■ Brief
Exactly as they appear, output all of the entries.

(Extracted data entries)
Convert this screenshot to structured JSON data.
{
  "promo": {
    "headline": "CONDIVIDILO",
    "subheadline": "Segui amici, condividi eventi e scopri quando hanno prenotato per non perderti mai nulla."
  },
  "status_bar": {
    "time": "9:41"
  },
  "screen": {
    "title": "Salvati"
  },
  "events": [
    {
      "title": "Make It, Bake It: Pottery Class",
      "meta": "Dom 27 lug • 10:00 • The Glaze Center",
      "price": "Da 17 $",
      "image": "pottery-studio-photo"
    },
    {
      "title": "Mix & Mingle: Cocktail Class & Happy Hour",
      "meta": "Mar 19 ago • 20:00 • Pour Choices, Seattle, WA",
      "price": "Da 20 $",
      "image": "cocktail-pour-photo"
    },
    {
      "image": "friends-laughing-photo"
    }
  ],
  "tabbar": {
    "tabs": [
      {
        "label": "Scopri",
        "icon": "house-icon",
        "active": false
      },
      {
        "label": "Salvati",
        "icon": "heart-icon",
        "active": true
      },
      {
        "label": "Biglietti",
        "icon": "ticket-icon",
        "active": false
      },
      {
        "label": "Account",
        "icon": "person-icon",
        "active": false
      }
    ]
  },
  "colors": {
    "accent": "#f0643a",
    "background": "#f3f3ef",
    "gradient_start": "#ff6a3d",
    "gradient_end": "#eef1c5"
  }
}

■ Task output
Convert this screenshot to structured JSON data.
{
  "promo": {
    "headline": "CONDIVIDILO",
    "subheadline": "Segui amici, condividi eventi e scopri quando hanno prenotato per non perderti mai nulla."
  },
  "status_bar": {
    "time": "9:41"
  },
  "screen": {
    "title": "Salvati"
  },
  "events": [
    {
      "title": "Make It, Bake It: Pottery Class",
      "meta": "Dom 27 lug • 10:00 • The Glaze Center",
      "price": "Da 17 $",
      "image": "pottery-studio-photo"
    },
    {
      "title": "Mix & Mingle: Cocktail Class & Happy Hour",
      "meta": "Mar 19 ago • 20:00 • Pour Choices, Seattle, WA",
      "price": "Da 20 $",
      "image": "cocktail-pour-photo"
    },
    {
      "image": "friends-laughing-photo"
    }
  ],
  "tabbar": {
    "tabs": [
      {
        "label": "Scopri",
        "icon": "house-icon",
        "active": false
      },
      {
        "label": "Salvati",
        "icon": "heart-icon",
        "active": true
      },
      {
        "label": "Biglietti",
        "icon": "ticket-icon",
        "active": false
      },
      {
        "label": "Account",
        "icon": "person-icon",
        "active": false
      }
    ]
  },
  "colors": {
    "accent": "#f0643a",
    "background": "#f3f3ef",
    "gradient_start": "#ff6a3d",
    "gradient_end": "#eef1c5"
  }
}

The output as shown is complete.